**The task**
Write the data below out exactly as it stands. Do not include the pictures.

**A block of data**
::::::::
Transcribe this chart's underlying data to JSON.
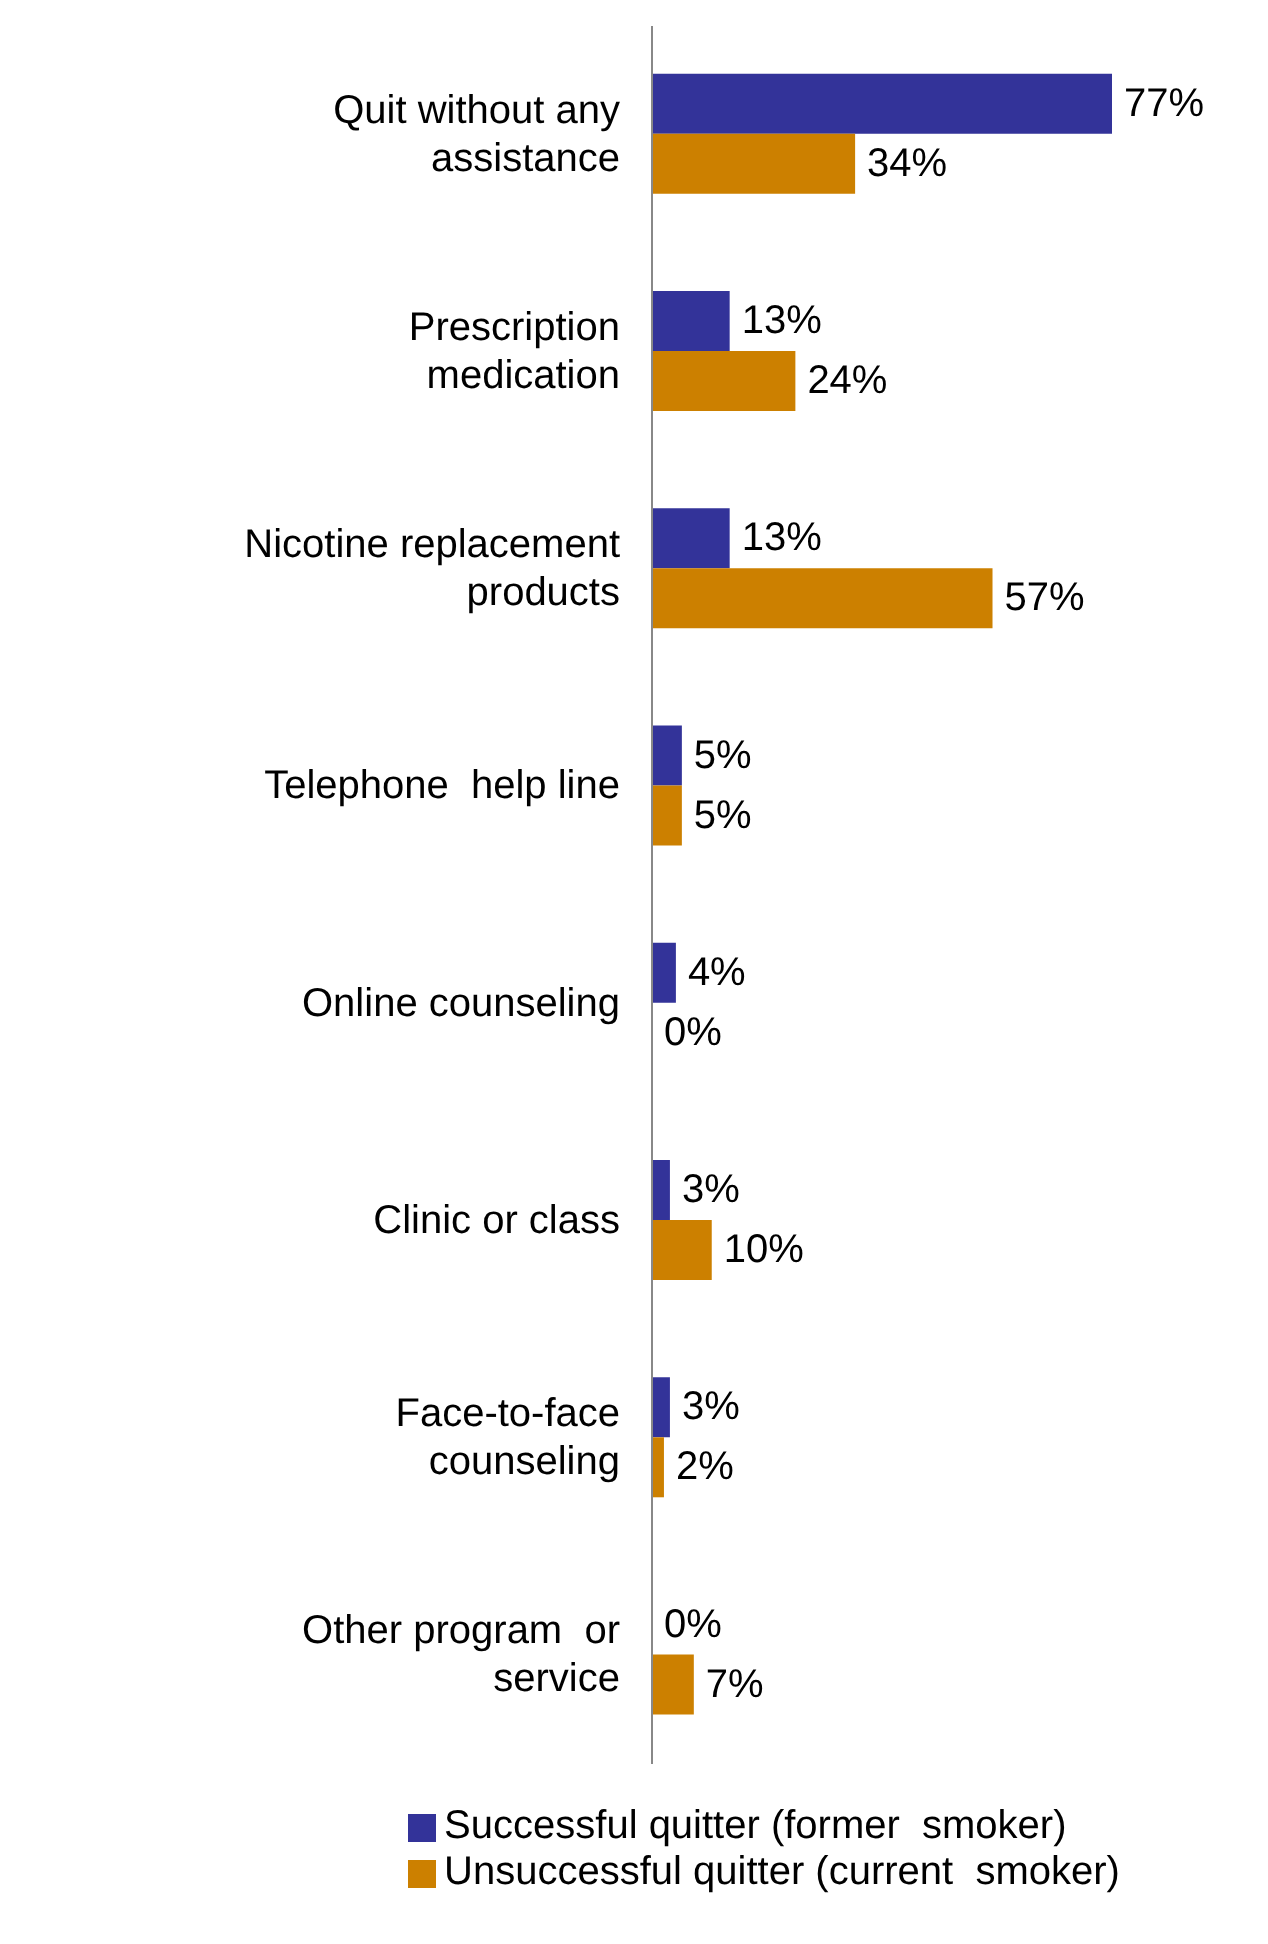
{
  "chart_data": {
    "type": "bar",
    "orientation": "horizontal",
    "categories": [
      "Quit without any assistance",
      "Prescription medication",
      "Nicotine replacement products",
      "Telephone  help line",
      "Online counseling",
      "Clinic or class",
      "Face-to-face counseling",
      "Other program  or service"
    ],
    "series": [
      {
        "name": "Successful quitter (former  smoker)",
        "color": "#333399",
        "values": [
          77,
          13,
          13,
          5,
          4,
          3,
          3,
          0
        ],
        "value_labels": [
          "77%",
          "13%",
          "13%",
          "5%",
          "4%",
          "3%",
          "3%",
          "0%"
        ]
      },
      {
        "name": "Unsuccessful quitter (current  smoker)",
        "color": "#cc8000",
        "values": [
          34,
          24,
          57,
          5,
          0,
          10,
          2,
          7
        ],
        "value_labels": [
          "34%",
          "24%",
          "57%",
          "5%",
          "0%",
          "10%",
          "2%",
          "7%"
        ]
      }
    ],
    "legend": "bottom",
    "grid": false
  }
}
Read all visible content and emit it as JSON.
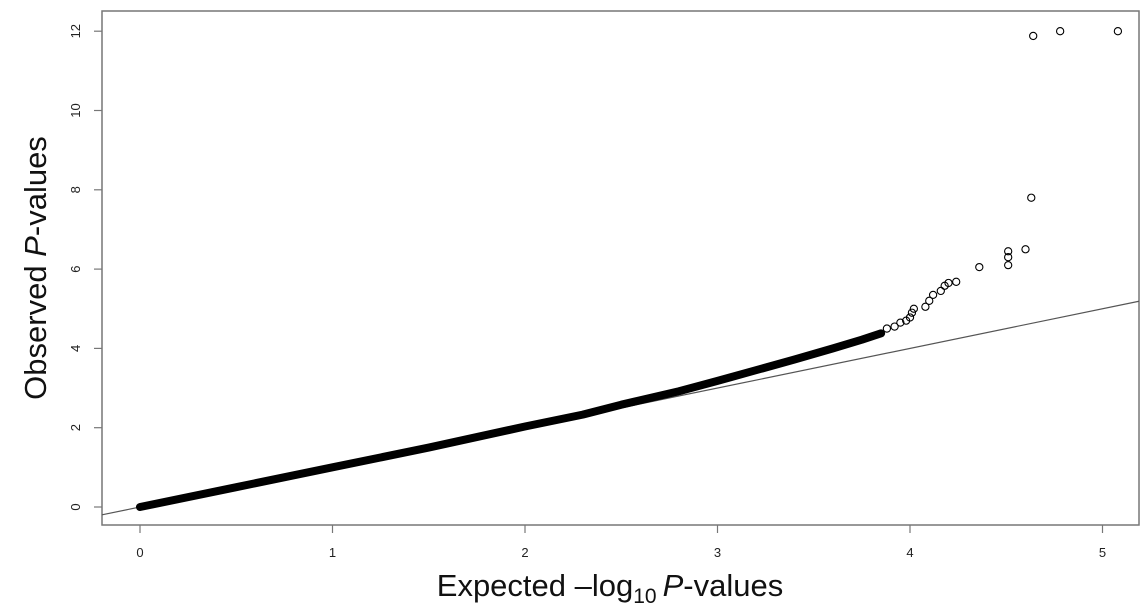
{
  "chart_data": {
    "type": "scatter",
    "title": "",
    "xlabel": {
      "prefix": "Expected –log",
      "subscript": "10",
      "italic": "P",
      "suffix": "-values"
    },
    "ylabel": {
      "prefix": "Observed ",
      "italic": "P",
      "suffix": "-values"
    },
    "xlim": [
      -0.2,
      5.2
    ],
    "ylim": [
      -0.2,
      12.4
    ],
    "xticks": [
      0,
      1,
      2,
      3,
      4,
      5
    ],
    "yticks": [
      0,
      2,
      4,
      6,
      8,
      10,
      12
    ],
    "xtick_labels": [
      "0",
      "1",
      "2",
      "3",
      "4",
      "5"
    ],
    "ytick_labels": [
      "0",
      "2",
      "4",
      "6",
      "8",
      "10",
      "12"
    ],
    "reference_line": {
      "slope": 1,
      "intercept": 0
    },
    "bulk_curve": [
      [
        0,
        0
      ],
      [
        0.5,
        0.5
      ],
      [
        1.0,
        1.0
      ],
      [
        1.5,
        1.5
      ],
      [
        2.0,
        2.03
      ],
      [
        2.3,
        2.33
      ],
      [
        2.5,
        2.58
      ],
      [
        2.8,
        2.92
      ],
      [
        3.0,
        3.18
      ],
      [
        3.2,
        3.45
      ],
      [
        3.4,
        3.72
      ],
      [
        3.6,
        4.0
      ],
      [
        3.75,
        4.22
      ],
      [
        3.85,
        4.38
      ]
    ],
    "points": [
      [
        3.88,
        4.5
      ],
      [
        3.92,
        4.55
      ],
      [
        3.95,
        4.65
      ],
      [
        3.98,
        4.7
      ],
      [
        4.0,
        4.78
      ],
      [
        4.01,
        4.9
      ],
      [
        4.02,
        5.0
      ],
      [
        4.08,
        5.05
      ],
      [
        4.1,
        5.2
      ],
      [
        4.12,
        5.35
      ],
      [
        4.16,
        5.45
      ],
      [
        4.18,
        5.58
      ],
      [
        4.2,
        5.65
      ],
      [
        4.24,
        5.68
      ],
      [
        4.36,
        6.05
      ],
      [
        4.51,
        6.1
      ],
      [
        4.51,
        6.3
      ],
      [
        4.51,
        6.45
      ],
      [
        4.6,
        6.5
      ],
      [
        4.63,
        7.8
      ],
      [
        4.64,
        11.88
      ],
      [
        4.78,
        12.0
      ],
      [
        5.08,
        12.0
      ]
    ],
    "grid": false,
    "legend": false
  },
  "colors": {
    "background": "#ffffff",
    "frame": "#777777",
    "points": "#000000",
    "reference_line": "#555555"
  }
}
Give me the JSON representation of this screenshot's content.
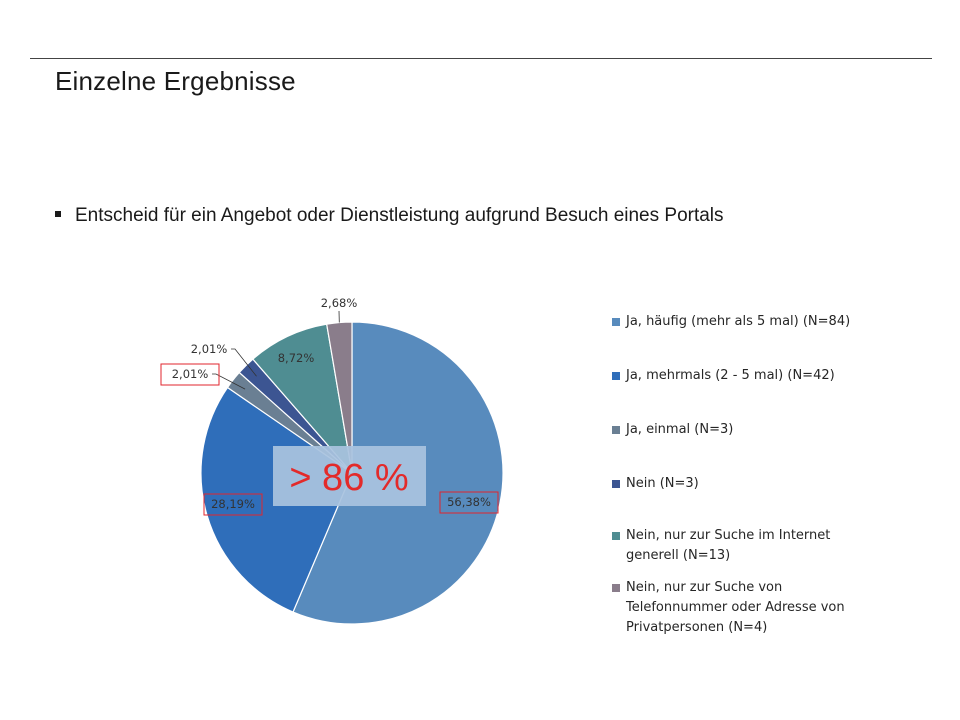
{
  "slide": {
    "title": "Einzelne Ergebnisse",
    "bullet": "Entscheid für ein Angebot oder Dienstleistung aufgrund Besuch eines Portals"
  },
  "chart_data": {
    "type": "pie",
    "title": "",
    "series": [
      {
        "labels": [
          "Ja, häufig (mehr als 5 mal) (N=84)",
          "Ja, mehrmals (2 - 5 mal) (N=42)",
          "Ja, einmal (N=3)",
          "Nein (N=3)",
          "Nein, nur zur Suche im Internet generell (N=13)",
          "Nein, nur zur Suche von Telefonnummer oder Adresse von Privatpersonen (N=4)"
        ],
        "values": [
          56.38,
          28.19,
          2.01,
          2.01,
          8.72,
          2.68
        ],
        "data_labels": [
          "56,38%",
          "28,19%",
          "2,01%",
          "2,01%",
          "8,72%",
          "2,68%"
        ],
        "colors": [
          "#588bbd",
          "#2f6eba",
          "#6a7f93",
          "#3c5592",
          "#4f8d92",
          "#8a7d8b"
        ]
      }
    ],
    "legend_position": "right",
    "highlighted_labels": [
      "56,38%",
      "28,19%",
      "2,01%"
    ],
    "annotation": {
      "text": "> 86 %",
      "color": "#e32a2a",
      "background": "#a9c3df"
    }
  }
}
::::::::
**Worked solution**
Transcribe this chart's underlying data to JSON.
{
  "chart_data": {
    "type": "bar",
    "orientation": "horizontal",
    "categories": [
      "Quit without any assistance",
      "Prescription medication",
      "Nicotine replacement products",
      "Telephone  help line",
      "Online counseling",
      "Clinic or class",
      "Face-to-face counseling",
      "Other program  or service"
    ],
    "series": [
      {
        "name": "Successful quitter (former  smoker)",
        "color": "#333399",
        "values": [
          77,
          13,
          13,
          5,
          4,
          3,
          3,
          0
        ],
        "value_labels": [
          "77%",
          "13%",
          "13%",
          "5%",
          "4%",
          "3%",
          "3%",
          "0%"
        ]
      },
      {
        "name": "Unsuccessful quitter (current  smoker)",
        "color": "#cc8000",
        "values": [
          34,
          24,
          57,
          5,
          0,
          10,
          2,
          7
        ],
        "value_labels": [
          "34%",
          "24%",
          "57%",
          "5%",
          "0%",
          "10%",
          "2%",
          "7%"
        ]
      }
    ],
    "legend": "bottom",
    "grid": false
  }
}
Read all visible content and emit it as JSON.
{
  "chart_data": {
    "type": "scatter",
    "title": "",
    "xlabel": {
      "prefix": "Expected –log",
      "subscript": "10",
      "italic": "P",
      "suffix": "-values"
    },
    "ylabel": {
      "prefix": "Observed ",
      "italic": "P",
      "suffix": "-values"
    },
    "xlim": [
      -0.2,
      5.2
    ],
    "ylim": [
      -0.2,
      12.4
    ],
    "xticks": [
      0,
      1,
      2,
      3,
      4,
      5
    ],
    "yticks": [
      0,
      2,
      4,
      6,
      8,
      10,
      12
    ],
    "xtick_labels": [
      "0",
      "1",
      "2",
      "3",
      "4",
      "5"
    ],
    "ytick_labels": [
      "0",
      "2",
      "4",
      "6",
      "8",
      "10",
      "12"
    ],
    "reference_line": {
      "slope": 1,
      "intercept": 0
    },
    "bulk_curve": [
      [
        0,
        0
      ],
      [
        0.5,
        0.5
      ],
      [
        1.0,
        1.0
      ],
      [
        1.5,
        1.5
      ],
      [
        2.0,
        2.03
      ],
      [
        2.3,
        2.33
      ],
      [
        2.5,
        2.58
      ],
      [
        2.8,
        2.92
      ],
      [
        3.0,
        3.18
      ],
      [
        3.2,
        3.45
      ],
      [
        3.4,
        3.72
      ],
      [
        3.6,
        4.0
      ],
      [
        3.75,
        4.22
      ],
      [
        3.85,
        4.38
      ]
    ],
    "points": [
      [
        3.88,
        4.5
      ],
      [
        3.92,
        4.55
      ],
      [
        3.95,
        4.65
      ],
      [
        3.98,
        4.7
      ],
      [
        4.0,
        4.78
      ],
      [
        4.01,
        4.9
      ],
      [
        4.02,
        5.0
      ],
      [
        4.08,
        5.05
      ],
      [
        4.1,
        5.2
      ],
      [
        4.12,
        5.35
      ],
      [
        4.16,
        5.45
      ],
      [
        4.18,
        5.58
      ],
      [
        4.2,
        5.65
      ],
      [
        4.24,
        5.68
      ],
      [
        4.36,
        6.05
      ],
      [
        4.51,
        6.1
      ],
      [
        4.51,
        6.3
      ],
      [
        4.51,
        6.45
      ],
      [
        4.6,
        6.5
      ],
      [
        4.63,
        7.8
      ],
      [
        4.64,
        11.88
      ],
      [
        4.78,
        12.0
      ],
      [
        5.08,
        12.0
      ]
    ],
    "grid": false,
    "legend": false
  },
  "colors": {
    "background": "#ffffff",
    "frame": "#777777",
    "points": "#000000",
    "reference_line": "#555555"
  }
}
Give me the JSON representation of this screenshot's content.
{
  "slide": {
    "title": "Einzelne Ergebnisse",
    "bullet": "Entscheid für ein Angebot oder Dienstleistung aufgrund Besuch eines Portals"
  },
  "chart_data": {
    "type": "pie",
    "title": "",
    "series": [
      {
        "labels": [
          "Ja, häufig (mehr als 5 mal) (N=84)",
          "Ja, mehrmals (2 - 5 mal) (N=42)",
          "Ja, einmal (N=3)",
          "Nein (N=3)",
          "Nein, nur zur Suche im Internet generell (N=13)",
          "Nein, nur zur Suche von Telefonnummer oder Adresse von Privatpersonen (N=4)"
        ],
        "values": [
          56.38,
          28.19,
          2.01,
          2.01,
          8.72,
          2.68
        ],
        "data_labels": [
          "56,38%",
          "28,19%",
          "2,01%",
          "2,01%",
          "8,72%",
          "2,68%"
        ],
        "colors": [
          "#588bbd",
          "#2f6eba",
          "#6a7f93",
          "#3c5592",
          "#4f8d92",
          "#8a7d8b"
        ]
      }
    ],
    "legend_position": "right",
    "highlighted_labels": [
      "56,38%",
      "28,19%",
      "2,01%"
    ],
    "annotation": {
      "text": "> 86 %",
      "color": "#e32a2a",
      "background": "#a9c3df"
    }
  }
}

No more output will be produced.